> Record set
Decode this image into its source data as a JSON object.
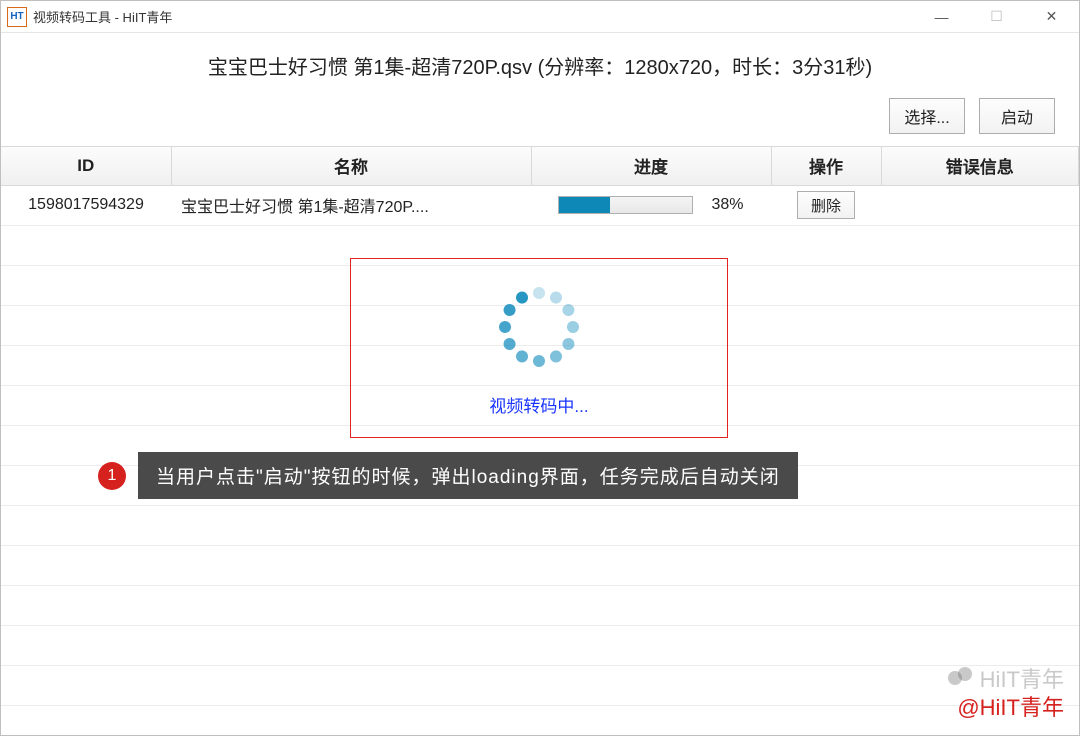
{
  "titlebar": {
    "title": "视频转码工具 - HiIT青年"
  },
  "header": {
    "file_info": "宝宝巴士好习惯 第1集-超清720P.qsv (分辨率：1280x720，时长：3分31秒)",
    "select_label": "选择...",
    "start_label": "启动"
  },
  "table": {
    "columns": {
      "id": "ID",
      "name": "名称",
      "progress": "进度",
      "action": "操作",
      "error": "错误信息"
    },
    "rows": [
      {
        "id": "1598017594329",
        "name": "宝宝巴士好习惯 第1集-超清720P....",
        "progress_pct": 38,
        "progress_text": "38%",
        "action_label": "删除",
        "error": ""
      }
    ]
  },
  "loading": {
    "text": "视频转码中..."
  },
  "annotation": {
    "badge": "1",
    "text": "当用户点击\"启动\"按钮的时候，弹出loading界面，任务完成后自动关闭"
  },
  "watermark": {
    "faint": "HiIT青年",
    "red": "@HiIT青年"
  }
}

> Goal
In your copy, leave out the pictures and reproduce the material above exactly.

> Exercise response
Decode this image into its source data as a JSON object.
{
  "titlebar": {
    "title": "视频转码工具 - HiIT青年"
  },
  "header": {
    "file_info": "宝宝巴士好习惯 第1集-超清720P.qsv (分辨率：1280x720，时长：3分31秒)",
    "select_label": "选择...",
    "start_label": "启动"
  },
  "table": {
    "columns": {
      "id": "ID",
      "name": "名称",
      "progress": "进度",
      "action": "操作",
      "error": "错误信息"
    },
    "rows": [
      {
        "id": "1598017594329",
        "name": "宝宝巴士好习惯 第1集-超清720P....",
        "progress_pct": 38,
        "progress_text": "38%",
        "action_label": "删除",
        "error": ""
      }
    ]
  },
  "loading": {
    "text": "视频转码中..."
  },
  "annotation": {
    "badge": "1",
    "text": "当用户点击\"启动\"按钮的时候，弹出loading界面，任务完成后自动关闭"
  },
  "watermark": {
    "faint": "HiIT青年",
    "red": "@HiIT青年"
  }
}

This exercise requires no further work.